Work to do
Tally the lines containing "Производственный" and report the number alone.

Data for this task

※

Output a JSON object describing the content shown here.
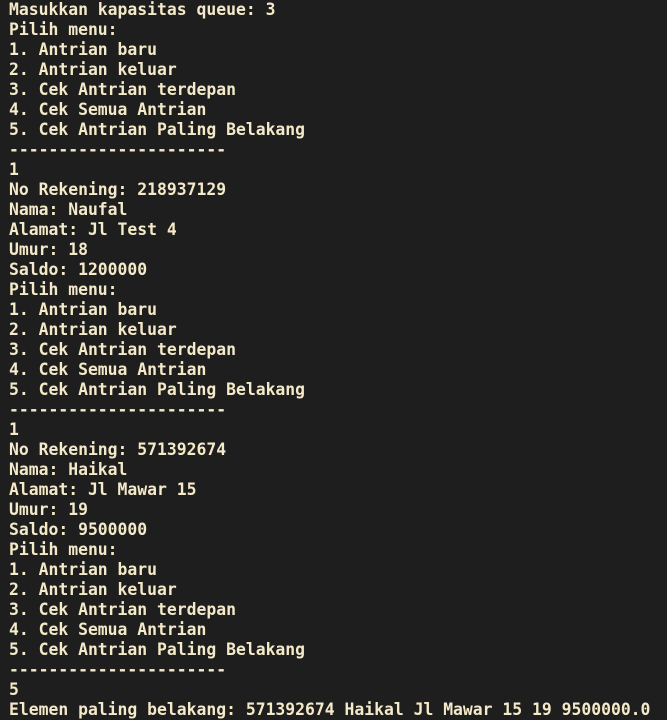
{
  "colors": {
    "background": "#1e1e1e",
    "text": "#f4e9c8"
  },
  "terminal": {
    "lines": [
      "Masukkan kapasitas queue: 3",
      "Pilih menu:",
      "1. Antrian baru",
      "2. Antrian keluar",
      "3. Cek Antrian terdepan",
      "4. Cek Semua Antrian",
      "5. Cek Antrian Paling Belakang",
      "----------------------",
      "1",
      "No Rekening: 218937129",
      "Nama: Naufal",
      "Alamat: Jl Test 4",
      "Umur: 18",
      "Saldo: 1200000",
      "Pilih menu:",
      "1. Antrian baru",
      "2. Antrian keluar",
      "3. Cek Antrian terdepan",
      "4. Cek Semua Antrian",
      "5. Cek Antrian Paling Belakang",
      "----------------------",
      "1",
      "No Rekening: 571392674",
      "Nama: Haikal",
      "Alamat: Jl Mawar 15",
      "Umur: 19",
      "Saldo: 9500000",
      "Pilih menu:",
      "1. Antrian baru",
      "2. Antrian keluar",
      "3. Cek Antrian terdepan",
      "4. Cek Semua Antrian",
      "5. Cek Antrian Paling Belakang",
      "----------------------",
      "5",
      "Elemen paling belakang: 571392674 Haikal Jl Mawar 15 19 9500000.0"
    ]
  }
}
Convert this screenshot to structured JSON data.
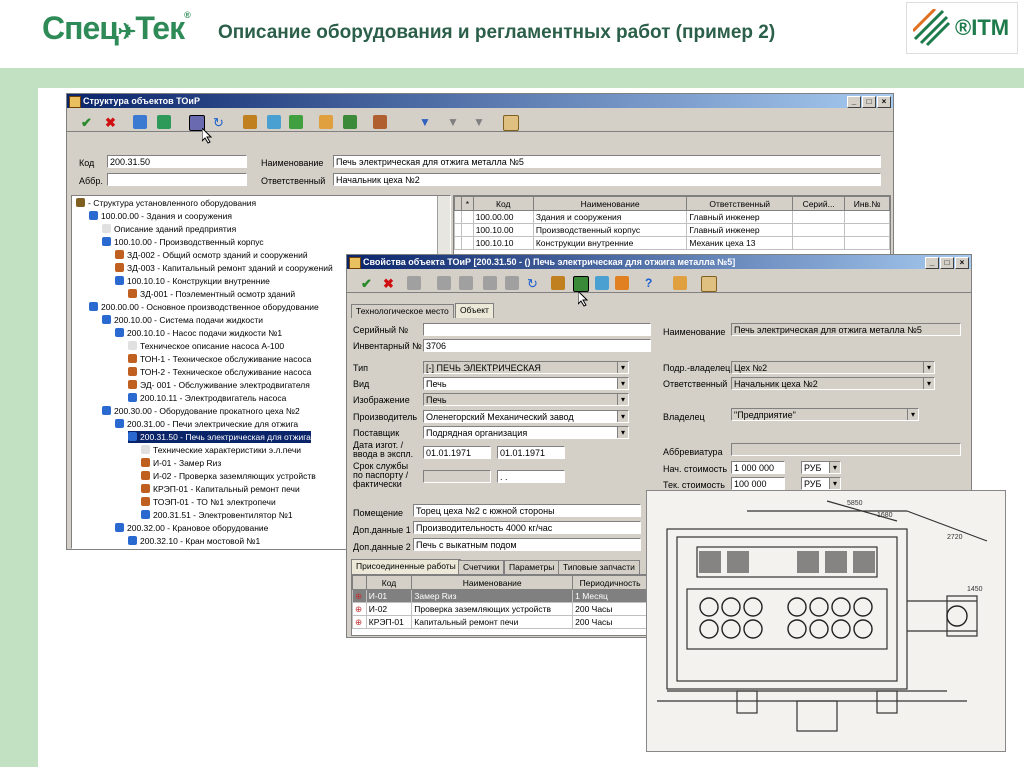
{
  "header": {
    "logo": "Спец",
    "logo2": "Тек",
    "logo_tm": "®",
    "title": "Описание оборудования и регламентных работ (пример 2)",
    "itm_logo": "®ITM"
  },
  "colors": {
    "accent": "#2e8b57",
    "band": "#c2e0c2",
    "titlebar": "#0a246a"
  },
  "win1": {
    "title": "Структура объектов ТОиР",
    "fields": {
      "kod_label": "Код",
      "kod_value": "200.31.50",
      "abbr_label": "Аббр.",
      "abbr_value": "",
      "name_label": "Наименование",
      "name_value": "Печь электрическая для отжига металла №5",
      "resp_label": "Ответственный",
      "resp_value": "Начальник цеха №2"
    },
    "tree": [
      "- Структура установленного оборудования",
      "100.00.00 - Здания и сооружения",
      "Описание зданий предприятия",
      "100.10.00 - Производственный корпус",
      "ЗД-002 - Общий осмотр зданий и сооружений",
      "ЗД-003 - Капитальный ремонт зданий и сооружений",
      "100.10.10 - Конструкции внутренние",
      "ЗД-001 - Поэлементный осмотр зданий",
      "200.00.00 - Основное производственное оборудование",
      "200.10.00 - Система подачи жидкости",
      "200.10.10 - Насос подачи жидкости №1",
      "Техническое описание насоса А-100",
      "ТОН-1 - Техническое обслуживание насоса",
      "ТОН-2 - Техническое обслуживание насоса",
      "ЭД- 001 - Обслуживание электродвигателя",
      "200.10.11 - Электродвигатель насоса",
      "200.30.00 - Оборудование прокатного цеха №2",
      "200.31.00 - Печи электрические для отжига",
      "200.31.50 - Печь электрическая для отжига",
      "Технические характеристики э.л.печи",
      "И-01 - Замер Rиз",
      "И-02 - Проверка заземляющих устройств",
      "КРЭП-01 - Капитальный ремонт печи",
      "ТОЭП-01 - ТО №1 электропечи",
      "200.31.51 - Электровентилятор №1",
      "200.32.00 - Крановое оборудование",
      "200.32.10 - Кран мостовой №1"
    ],
    "grid": {
      "headers": [
        "",
        "*",
        "Код",
        "Наименование",
        "Ответственный",
        "Серий...",
        "Инв.№"
      ],
      "rows": [
        [
          "100.00.00",
          "Здания и сооружения",
          "Главный инженер",
          "",
          ""
        ],
        [
          "100.10.00",
          "Производственный корпус",
          "Главный инженер",
          "",
          ""
        ],
        [
          "100.10.10",
          "Конструкции внутренние",
          "Механик цеха 13",
          "",
          ""
        ]
      ]
    }
  },
  "win2": {
    "title": "Свойства объекта ТОиР [200.31.50 - () Печь электрическая для отжига металла №5]",
    "tabs_top": [
      "Технологическое место",
      "Объект"
    ],
    "left": {
      "serial_label": "Серийный №",
      "serial_value": "",
      "inv_label": "Инвентарный №",
      "inv_value": "3706",
      "type_label": "Тип",
      "type_value": "[-] ПЕЧЬ ЭЛЕКТРИЧЕСКАЯ",
      "kind_label": "Вид",
      "kind_value": "Печь",
      "image_label": "Изображение",
      "image_value": "Печь",
      "maker_label": "Производитель",
      "maker_value": "Оленегорский Механический завод",
      "supplier_label": "Поставщик",
      "supplier_value": "Подрядная организация",
      "date_label": "Дата изгот. / ввода в экспл.",
      "date1": "01.01.1971",
      "date2": "01.01.1971",
      "life_label": "Срок службы по паспорту / фактически",
      "life1": "",
      "life2": ". ."
    },
    "right": {
      "name_label": "Наименование",
      "name_value": "Печь электрическая для отжига металла №5",
      "owner_sub_label": "Подр.-владелец",
      "owner_sub_value": "Цех №2",
      "resp_label": "Ответственный",
      "resp_value": "Начальник цеха №2",
      "owner_label": "Владелец",
      "owner_value": "\"Предприятие\"",
      "abbr_label": "Аббревиатура",
      "abbr_value": "",
      "cost0_label": "Нач. стоимость",
      "cost0_value": "1 000 000",
      "cost0_cur": "РУБ",
      "cost1_label": "Тек. стоимость",
      "cost1_value": "100 000",
      "cost1_cur": "РУБ"
    },
    "bottom": {
      "room_label": "Помещение",
      "room_value": "Торец цеха №2 с южной стороны",
      "add1_label": "Доп.данные 1",
      "add1_value": "Производительность 4000 кг/час",
      "add2_label": "Доп.данные 2",
      "add2_value": "Печь с выкатным подом"
    },
    "tabs_bottom": [
      "Присоединенные работы",
      "Счетчики",
      "Параметры",
      "Типовые запчасти"
    ],
    "works": {
      "headers": [
        "",
        "Код",
        "Наименование",
        "Периодичность"
      ],
      "rows": [
        [
          "И-01",
          "Замер Rиз",
          "1 Месяц"
        ],
        [
          "И-02",
          "Проверка заземляющих устройств",
          "200 Часы"
        ],
        [
          "КРЭП-01",
          "Капитальный ремонт печи",
          "200 Часы"
        ]
      ]
    }
  },
  "photo": {
    "labels": [
      "5850",
      "1680",
      "2720",
      "1450"
    ]
  }
}
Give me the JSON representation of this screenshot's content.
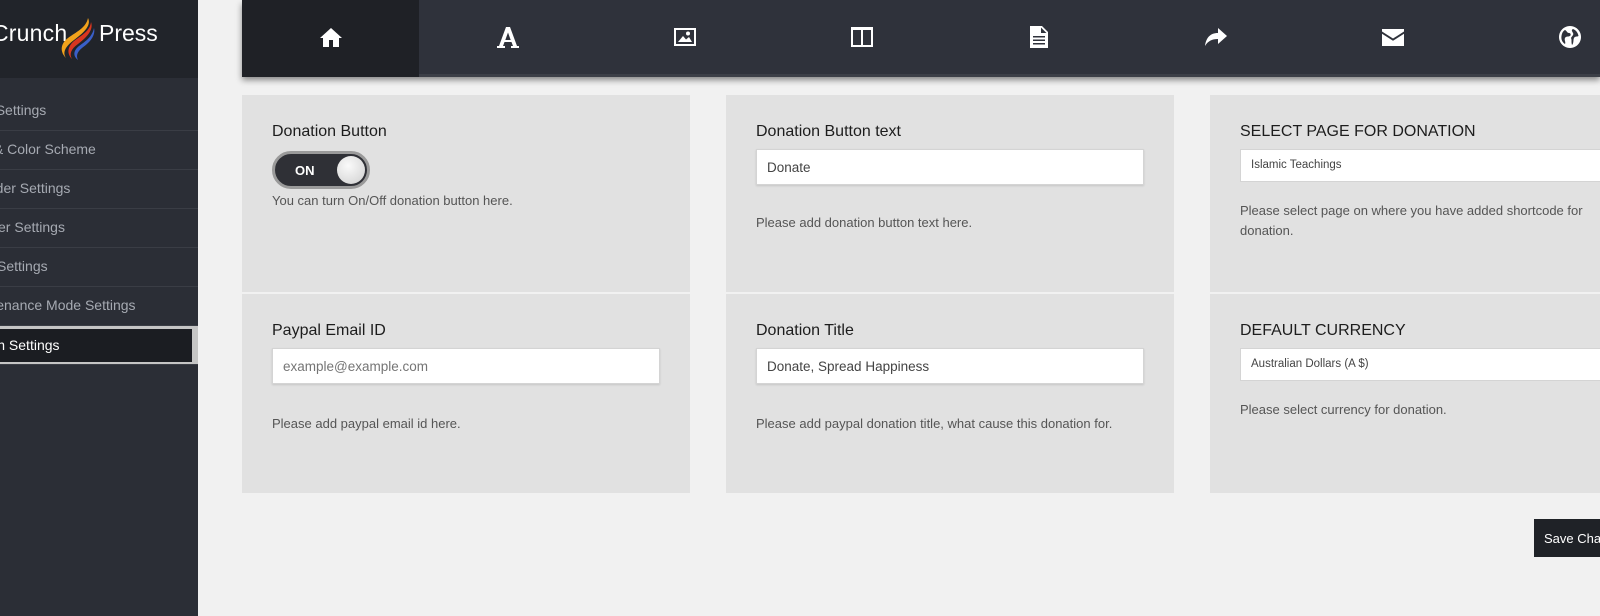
{
  "logo": {
    "left": "Crunch",
    "right": "Press"
  },
  "sidebar": {
    "items": [
      {
        "label": "General Settings"
      },
      {
        "label": "Fonts & Color Scheme"
      },
      {
        "label": "Header Settings"
      },
      {
        "label": "Footer Settings"
      },
      {
        "label": "Social Settings"
      },
      {
        "label": "Maintenance Mode Settings"
      },
      {
        "label": "Donation Settings"
      }
    ]
  },
  "topnav": {
    "tabs": [
      {
        "icon": "home-icon"
      },
      {
        "icon": "font-icon"
      },
      {
        "icon": "image-icon"
      },
      {
        "icon": "columns-icon"
      },
      {
        "icon": "document-icon"
      },
      {
        "icon": "share-icon"
      },
      {
        "icon": "envelope-icon"
      },
      {
        "icon": "globe-icon"
      }
    ]
  },
  "cards": {
    "donation_button": {
      "title": "Donation Button",
      "toggle": "ON",
      "help": "You can turn On/Off donation button here."
    },
    "donation_button_text": {
      "title": "Donation Button text",
      "value": "Donate",
      "help": "Please add donation button text here."
    },
    "select_page": {
      "title": "SELECT PAGE FOR DONATION",
      "value": "Islamic Teachings",
      "help": "Please select page on where you have added shortcode for donation."
    },
    "paypal_email": {
      "title": "Paypal Email ID",
      "placeholder": "example@example.com",
      "help": "Please add paypal email id here."
    },
    "donation_title": {
      "title": "Donation Title",
      "value": "Donate, Spread Happiness",
      "help": "Please add paypal donation title, what cause this donation for."
    },
    "default_currency": {
      "title": "DEFAULT CURRENCY",
      "value": "Australian Dollars (A $)",
      "help": "Please select currency for donation."
    }
  },
  "save_button": "Save Changes",
  "colors": {
    "sidebar": "#2b2e36",
    "nav": "#2f323b",
    "card": "#e1e1e1",
    "page": "#f1f1f1"
  }
}
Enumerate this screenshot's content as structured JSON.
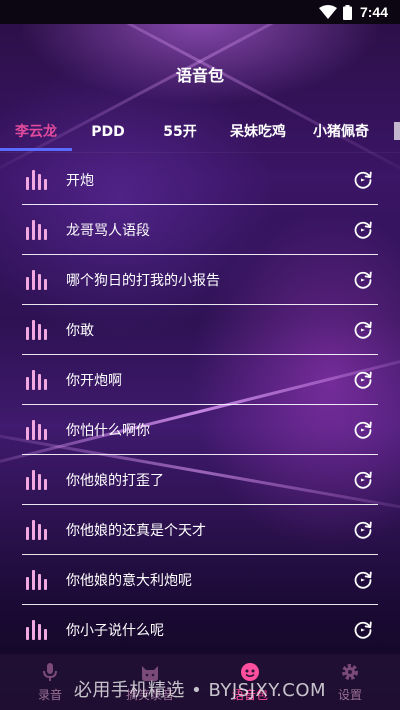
{
  "status_bar": {
    "time": "7:44"
  },
  "header": {
    "title": "语音包"
  },
  "tabs": [
    {
      "label": "李云龙",
      "active": true
    },
    {
      "label": "PDD",
      "active": false
    },
    {
      "label": "55开",
      "active": false
    },
    {
      "label": "呆妹吃鸡",
      "active": false
    },
    {
      "label": "小猪佩奇",
      "active": false
    }
  ],
  "list": {
    "items": [
      {
        "label": "开炮"
      },
      {
        "label": "龙哥骂人语段"
      },
      {
        "label": "哪个狗日的打我的小报告"
      },
      {
        "label": "你敢"
      },
      {
        "label": "你开炮啊"
      },
      {
        "label": "你怕什么啊你"
      },
      {
        "label": "你他娘的打歪了"
      },
      {
        "label": "你他娘的还真是个天才"
      },
      {
        "label": "你他娘的意大利炮呢"
      },
      {
        "label": "你小子说什么呢"
      }
    ],
    "icons": {
      "leading": "audio-bars-icon",
      "trailing": "replay-icon"
    }
  },
  "bottom_nav": [
    {
      "label": "录音",
      "icon": "microphone-icon",
      "active": false
    },
    {
      "label": "搞笑录音",
      "icon": "cat-icon",
      "active": false
    },
    {
      "label": "语音包",
      "icon": "smiley-icon",
      "active": true
    },
    {
      "label": "设置",
      "icon": "gear-icon",
      "active": false
    }
  ],
  "watermark": {
    "text": "必用手机精选 • BYJSJXY.COM"
  },
  "colors": {
    "accent_pink": "#e24b9c",
    "indicator_blue": "#5a6cff",
    "nav_active": "#ff4f9e"
  }
}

※

Response below
2